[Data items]
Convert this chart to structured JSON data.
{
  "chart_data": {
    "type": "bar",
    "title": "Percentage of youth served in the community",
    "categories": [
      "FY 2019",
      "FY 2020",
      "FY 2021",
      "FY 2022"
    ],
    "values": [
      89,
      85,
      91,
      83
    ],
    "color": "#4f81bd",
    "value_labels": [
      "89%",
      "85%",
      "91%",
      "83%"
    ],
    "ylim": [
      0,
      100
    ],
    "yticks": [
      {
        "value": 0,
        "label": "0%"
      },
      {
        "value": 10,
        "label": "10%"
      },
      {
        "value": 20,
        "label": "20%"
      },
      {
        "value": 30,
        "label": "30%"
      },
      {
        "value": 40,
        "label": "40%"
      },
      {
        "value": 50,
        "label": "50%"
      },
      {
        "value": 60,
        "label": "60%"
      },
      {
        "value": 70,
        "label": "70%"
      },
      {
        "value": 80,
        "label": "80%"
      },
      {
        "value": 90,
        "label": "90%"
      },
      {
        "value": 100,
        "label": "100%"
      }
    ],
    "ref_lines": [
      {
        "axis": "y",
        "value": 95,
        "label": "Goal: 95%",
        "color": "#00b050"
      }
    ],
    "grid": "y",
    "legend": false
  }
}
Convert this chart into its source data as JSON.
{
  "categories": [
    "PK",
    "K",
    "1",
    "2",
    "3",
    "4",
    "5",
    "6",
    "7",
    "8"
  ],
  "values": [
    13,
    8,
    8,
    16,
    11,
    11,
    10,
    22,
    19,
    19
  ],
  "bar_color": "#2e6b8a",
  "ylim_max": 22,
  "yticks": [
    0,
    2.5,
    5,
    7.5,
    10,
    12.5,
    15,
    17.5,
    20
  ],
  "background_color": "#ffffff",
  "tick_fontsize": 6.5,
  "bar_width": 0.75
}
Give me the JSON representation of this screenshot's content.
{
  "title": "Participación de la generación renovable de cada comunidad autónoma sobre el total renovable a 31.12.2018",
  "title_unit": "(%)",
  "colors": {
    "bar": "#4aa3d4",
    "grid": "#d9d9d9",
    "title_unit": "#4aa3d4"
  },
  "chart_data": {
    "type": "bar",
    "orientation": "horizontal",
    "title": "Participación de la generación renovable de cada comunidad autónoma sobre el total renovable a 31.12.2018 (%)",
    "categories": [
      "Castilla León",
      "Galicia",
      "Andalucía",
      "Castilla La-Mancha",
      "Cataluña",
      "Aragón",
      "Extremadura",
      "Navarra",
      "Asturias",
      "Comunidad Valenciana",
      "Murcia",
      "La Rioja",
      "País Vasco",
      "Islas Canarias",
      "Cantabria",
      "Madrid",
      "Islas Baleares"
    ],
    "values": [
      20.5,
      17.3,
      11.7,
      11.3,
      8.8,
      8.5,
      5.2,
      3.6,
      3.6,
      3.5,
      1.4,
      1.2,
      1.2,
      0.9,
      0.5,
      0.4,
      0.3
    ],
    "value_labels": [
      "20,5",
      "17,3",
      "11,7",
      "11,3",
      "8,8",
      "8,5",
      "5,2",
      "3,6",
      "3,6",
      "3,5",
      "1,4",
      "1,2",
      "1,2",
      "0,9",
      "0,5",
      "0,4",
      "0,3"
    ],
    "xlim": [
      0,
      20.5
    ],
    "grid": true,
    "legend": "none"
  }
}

#### Directive
Calculate how many lines of the material include the string "renovable", and state that number by itself.

#### Solution to this problem
2